***** Record set *****
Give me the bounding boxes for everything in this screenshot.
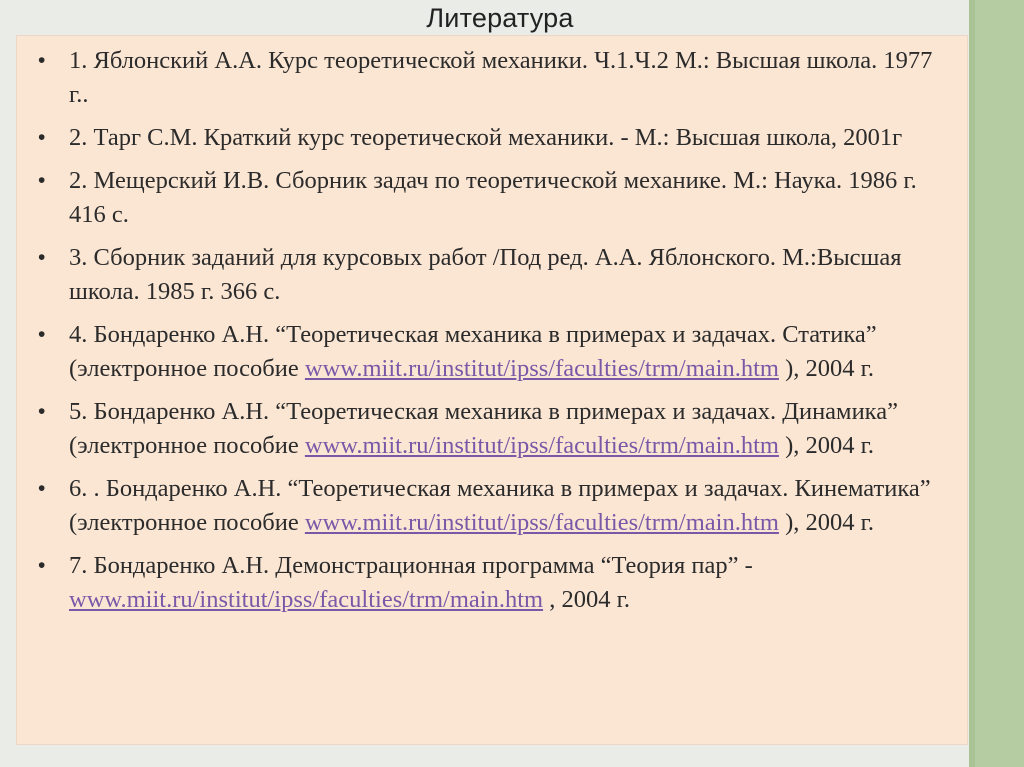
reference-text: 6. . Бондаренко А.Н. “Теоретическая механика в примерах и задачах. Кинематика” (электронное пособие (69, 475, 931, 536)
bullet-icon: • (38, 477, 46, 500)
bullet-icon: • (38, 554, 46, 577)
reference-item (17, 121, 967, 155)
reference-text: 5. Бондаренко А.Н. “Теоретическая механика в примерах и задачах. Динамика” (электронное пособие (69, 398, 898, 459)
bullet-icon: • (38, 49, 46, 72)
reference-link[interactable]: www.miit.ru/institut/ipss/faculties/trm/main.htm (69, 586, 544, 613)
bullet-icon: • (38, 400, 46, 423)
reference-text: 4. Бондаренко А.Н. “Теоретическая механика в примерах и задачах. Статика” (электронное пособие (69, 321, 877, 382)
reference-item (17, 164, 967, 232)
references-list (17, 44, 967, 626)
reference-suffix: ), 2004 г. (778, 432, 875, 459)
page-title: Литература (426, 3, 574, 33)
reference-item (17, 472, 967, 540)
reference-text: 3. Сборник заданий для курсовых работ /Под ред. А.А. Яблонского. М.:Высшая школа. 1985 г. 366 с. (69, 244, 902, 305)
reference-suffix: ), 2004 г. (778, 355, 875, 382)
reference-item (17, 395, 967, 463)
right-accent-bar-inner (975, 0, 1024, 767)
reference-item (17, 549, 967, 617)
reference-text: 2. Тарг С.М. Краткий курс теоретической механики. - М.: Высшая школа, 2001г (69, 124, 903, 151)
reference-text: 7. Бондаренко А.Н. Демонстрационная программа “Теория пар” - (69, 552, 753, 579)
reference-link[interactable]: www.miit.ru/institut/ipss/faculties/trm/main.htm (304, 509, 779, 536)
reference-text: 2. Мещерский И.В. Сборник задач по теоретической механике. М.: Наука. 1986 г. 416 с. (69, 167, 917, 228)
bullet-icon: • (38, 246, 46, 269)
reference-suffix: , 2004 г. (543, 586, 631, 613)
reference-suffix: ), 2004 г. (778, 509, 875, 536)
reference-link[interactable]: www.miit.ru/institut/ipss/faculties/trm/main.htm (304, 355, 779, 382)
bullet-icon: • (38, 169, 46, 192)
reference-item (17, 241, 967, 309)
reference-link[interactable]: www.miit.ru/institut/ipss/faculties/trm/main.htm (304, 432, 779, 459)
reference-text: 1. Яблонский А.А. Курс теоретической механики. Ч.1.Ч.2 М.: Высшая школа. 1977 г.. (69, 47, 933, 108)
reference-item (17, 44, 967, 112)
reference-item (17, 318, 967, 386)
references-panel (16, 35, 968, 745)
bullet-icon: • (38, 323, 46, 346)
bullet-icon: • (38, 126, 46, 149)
*****
Work to do
Render the lines of the records above as a numbered list, leaving out blank lines and the pictures.

Output for this task
1. Give me the bounding boxes for everything in this screenshot.
2. reference-text: 6. . Бондаренко А.Н. “Теоретическая механика в примерах и задачах. Кинематика” (электронное пособие (69, 475, 931, 536)
3. bullet-icon: • (38, 477, 46, 500)
4. bullet-icon: • (38, 554, 46, 577)
5. reference-item (17, 121, 967, 155)
6. reference-text: 5. Бондаренко А.Н. “Теоретическая механика в примерах и задачах. Динамика” (электронное пособие (69, 398, 898, 459)
7. bullet-icon: • (38, 49, 46, 72)
8. reference-link[interactable]: www.miit.ru/institut/ipss/faculties/trm/main.htm (69, 586, 544, 613)
9. bullet-icon: • (38, 400, 46, 423)
10. reference-text: 4. Бондаренко А.Н. “Теоретическая механика в примерах и задачах. Статика” (электронное пособие (69, 321, 877, 382)
11. reference-item (17, 164, 967, 232)
12. references-list (17, 44, 967, 626)
13. reference-suffix: ), 2004 г. (778, 432, 875, 459)
14. page-title: Литература (426, 3, 574, 33)
15. reference-item (17, 472, 967, 540)
16. reference-text: 3. Сборник заданий для курсовых работ /Под ред. А.А. Яблонского. М.:Высшая школа. 1985 г. 366 с. (69, 244, 902, 305)
17. reference-suffix: ), 2004 г. (778, 355, 875, 382)
18. reference-item (17, 395, 967, 463)
19. right-accent-bar-inner (975, 0, 1024, 767)
20. reference-item (17, 549, 967, 617)
21. reference-text: 2. Тарг С.М. Краткий курс теоретической механики. - М.: Высшая школа, 2001г (69, 124, 903, 151)
22. reference-text: 7. Бондаренко А.Н. Демонстрационная программа “Теория пар” - (69, 552, 753, 579)
23. reference-link[interactable]: www.miit.ru/institut/ipss/faculties/trm/main.htm (304, 509, 779, 536)
24. reference-text: 2. Мещерский И.В. Сборник задач по теоретической механике. М.: Наука. 1986 г. 416 с. (69, 167, 917, 228)
25. bullet-icon: • (38, 246, 46, 269)
26. reference-suffix: , 2004 г. (543, 586, 631, 613)
27. reference-suffix: ), 2004 г. (778, 509, 875, 536)
28. reference-link[interactable]: www.miit.ru/institut/ipss/faculties/trm/main.htm (304, 355, 779, 382)
29. bullet-icon: • (38, 169, 46, 192)
30. reference-item (17, 241, 967, 309)
31. reference-link[interactable]: www.miit.ru/institut/ipss/faculties/trm/main.htm (304, 432, 779, 459)
32. reference-text: 1. Яблонский А.А. Курс теоретической механики. Ч.1.Ч.2 М.: Высшая школа. 1977 г.. (69, 47, 933, 108)
33. reference-item (17, 44, 967, 112)
34. reference-item (17, 318, 967, 386)
35. references-panel (16, 35, 968, 745)
36. bullet-icon: • (38, 323, 46, 346)
37. bullet-icon: • (38, 126, 46, 149)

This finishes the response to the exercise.